### Do this:
Leave out the pictures and copy each record below exactly.

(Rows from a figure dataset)
BEGIN

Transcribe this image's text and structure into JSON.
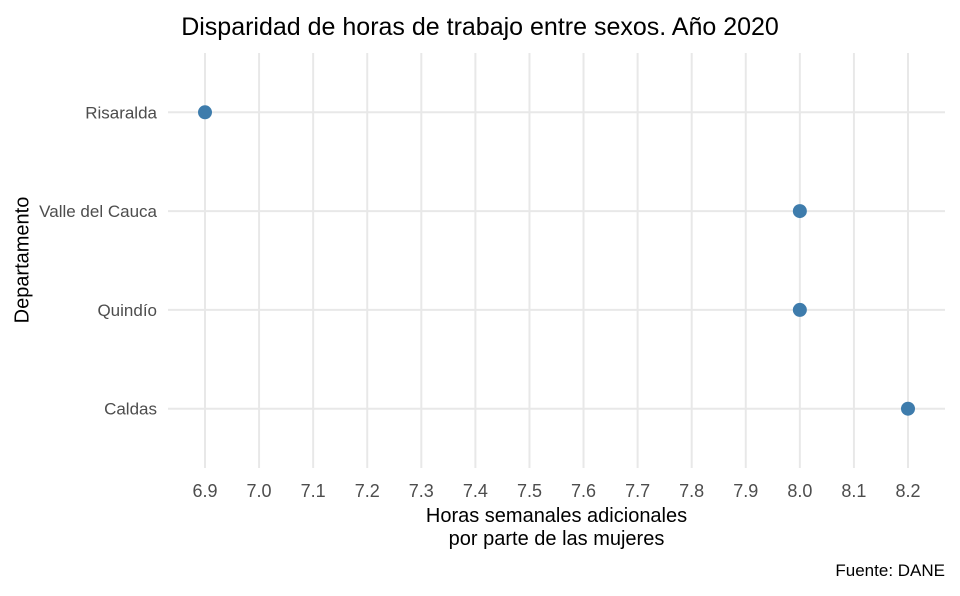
{
  "chart": {
    "title": "Disparidad de horas de trabajo entre sexos. Año 2020",
    "y_axis_title": "Departamento",
    "x_axis_title_line1": "Horas semanales adicionales",
    "x_axis_title_line2": "por parte de las mujeres",
    "caption": "Fuente: DANE"
  },
  "chart_data": {
    "type": "scatter",
    "subtype": "horizontal-dot-plot",
    "title": "Disparidad de horas de trabajo entre sexos. Año 2020",
    "xlabel": "Horas semanales adicionales por parte de las mujeres",
    "ylabel": "Departamento",
    "caption": "Fuente: DANE",
    "categories": [
      "Risaralda",
      "Valle del Cauca",
      "Quindío",
      "Caldas"
    ],
    "values": [
      6.9,
      8.0,
      8.0,
      8.2
    ],
    "x_ticks": [
      "6.9",
      "7.0",
      "7.1",
      "7.2",
      "7.3",
      "7.4",
      "7.5",
      "7.6",
      "7.7",
      "7.8",
      "7.9",
      "8.0",
      "8.1",
      "8.2"
    ],
    "x_tick_values": [
      6.9,
      7.0,
      7.1,
      7.2,
      7.3,
      7.4,
      7.5,
      7.6,
      7.7,
      7.8,
      7.9,
      8.0,
      8.1,
      8.2
    ],
    "xlim": [
      6.9,
      8.2
    ],
    "grid": true,
    "legend": false,
    "colors": {
      "point": "#3e7cac",
      "grid": "#e8e8e8",
      "tick_label": "#4d4d4d",
      "text": "#000000",
      "background": "#ffffff"
    }
  }
}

END

### Correct answer:
Transcribe this image's text and structure into JSON.
{
  "chart": {
    "title": "Disparidad de horas de trabajo entre sexos. Año 2020",
    "y_axis_title": "Departamento",
    "x_axis_title_line1": "Horas semanales adicionales",
    "x_axis_title_line2": "por parte de las mujeres",
    "caption": "Fuente: DANE"
  },
  "chart_data": {
    "type": "scatter",
    "subtype": "horizontal-dot-plot",
    "title": "Disparidad de horas de trabajo entre sexos. Año 2020",
    "xlabel": "Horas semanales adicionales por parte de las mujeres",
    "ylabel": "Departamento",
    "caption": "Fuente: DANE",
    "categories": [
      "Risaralda",
      "Valle del Cauca",
      "Quindío",
      "Caldas"
    ],
    "values": [
      6.9,
      8.0,
      8.0,
      8.2
    ],
    "x_ticks": [
      "6.9",
      "7.0",
      "7.1",
      "7.2",
      "7.3",
      "7.4",
      "7.5",
      "7.6",
      "7.7",
      "7.8",
      "7.9",
      "8.0",
      "8.1",
      "8.2"
    ],
    "x_tick_values": [
      6.9,
      7.0,
      7.1,
      7.2,
      7.3,
      7.4,
      7.5,
      7.6,
      7.7,
      7.8,
      7.9,
      8.0,
      8.1,
      8.2
    ],
    "xlim": [
      6.9,
      8.2
    ],
    "grid": true,
    "legend": false,
    "colors": {
      "point": "#3e7cac",
      "grid": "#e8e8e8",
      "tick_label": "#4d4d4d",
      "text": "#000000",
      "background": "#ffffff"
    }
  }
}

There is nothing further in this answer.